本文抜粋 =
********

行政

なぜ民間は利益を追求するのか

民間は利益を追求します。
その利益は私利私欲のためなのでしょうか。
私は利益を追求の意味というのは変わってきている気がします。

民間と公務員の違い

収入のあり方

前提として、民間と公務員の違いを認識しておく必要があります。
1つは収入に強制力があるか否かという点です。
公務員の場合は、税金で義務なので、強制的な徴収になります。
一方で、民間の場合はサービスの対価としての支払になるため、任意のものになります。
この点で、必ず収入を得られる立場と、利用者の一定程度の満足を得られないと継続した収入を得られない民間の違いがあります。
少し話はずれますが、民間活力の活用という点で、ここを活かそうと思うと、行政が毎年一定金額の運営費を支払う形式ではなく、設定されたサービス費によって運営するといった形が適しているのだと思います。

身分保証の有無

公務員は身分が保障されています。
余程のことがない限り解雇されることはありません。
もちろん、勤務の成績が悪ければ出世には響くと思いますが、成績が悪くても給与がゼロになることはありません。

********

提供情報 =
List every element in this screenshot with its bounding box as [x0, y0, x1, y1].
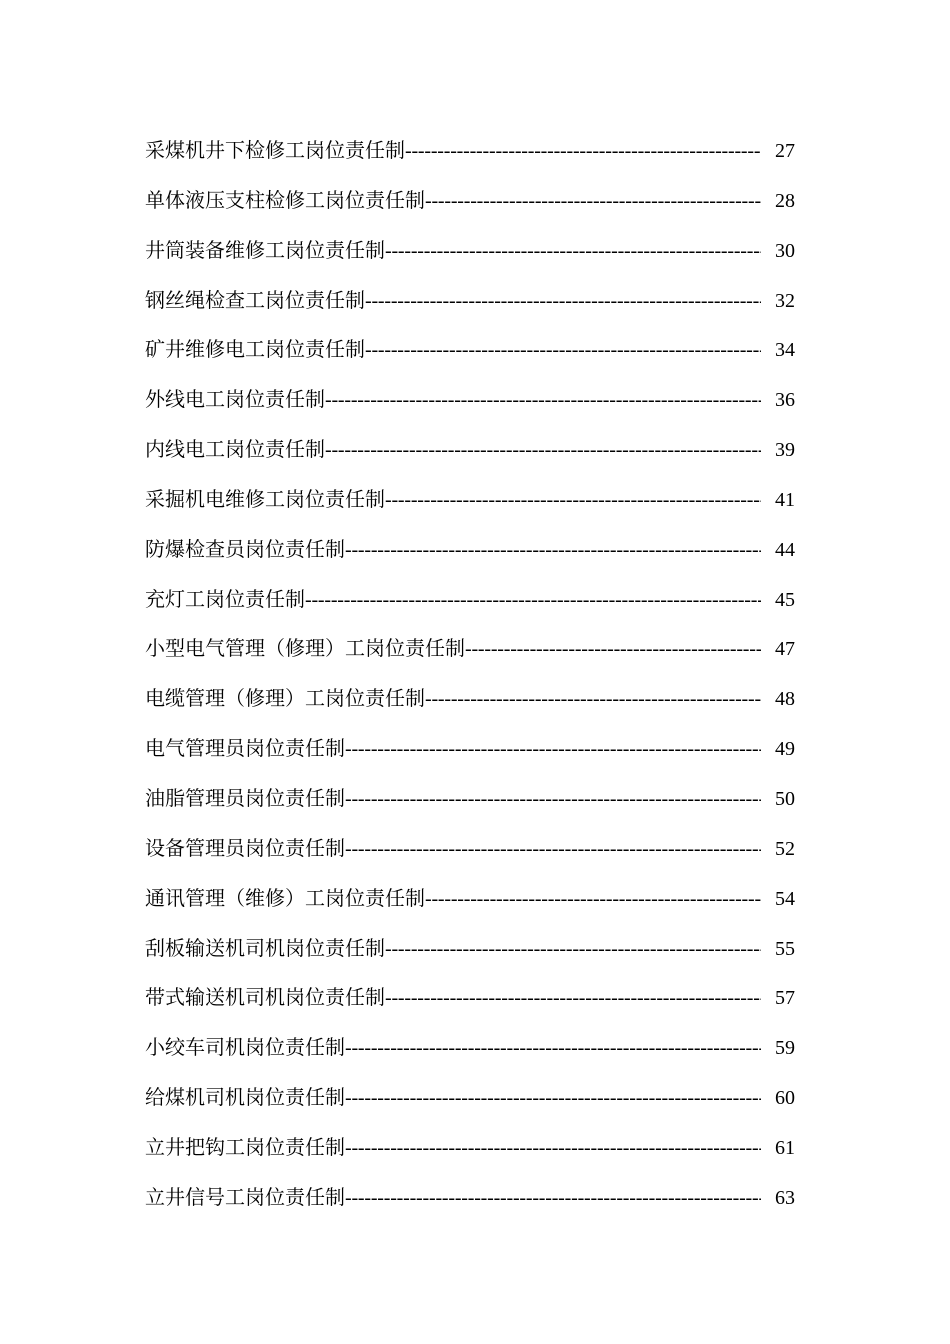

********

設定課題 =
A. 本文抜粋によると、民間の場合の支払いは何としての支払いか。
B. 次の記述 (i)〜(iii) が本文抜粋の内容と一致するか、それぞれ「はい」か「いいえ」で答え、根拠となる本文の語句をそのまま引用せよ。(i) 公務員は余程のことがない限り解雇されない。(ii) 公務員は勤務成績が悪いと給与がゼロになる。(iii) 民間の場合の支払いは強制的なものである。
C. 本文抜粋のうち、「1つは収入に強制力があるか否かという点です。」を含む語句で始まり「が適しているのだと思います。」で終わる部分を、一字一句変えずに再掲せよ。

課題別出力 =
A. サービスの対価としての支払い。

B.
(i) はい。「余程のことがない限り解雇されることはありません。」
(ii) いいえ。「成績が悪くても給与がゼロになることはありません。」
(iii) いいえ。「民間の場合はサービスの対価としての支払になるため、任意のものになります。」

C.
1つは収入に強制力があるか否かという点です。
公務員の場合は、税金で義務なので、強制的な徴収になります。
一方で、民間の場合はサービスの対価としての支払になるため、任意のものになります。
この点で、必ず収入を得られる立場と、利用者の一定程度の満足を得られないと継続した収入を得られない民間の違いがあります。
少し話はずれますが、民間活力の活用という点で、ここを活かそうと思うと、行政が毎年一定金額の運営費を支払う形式ではなく、設定されたサービス費によって運営するといった形が適しているのだと思います。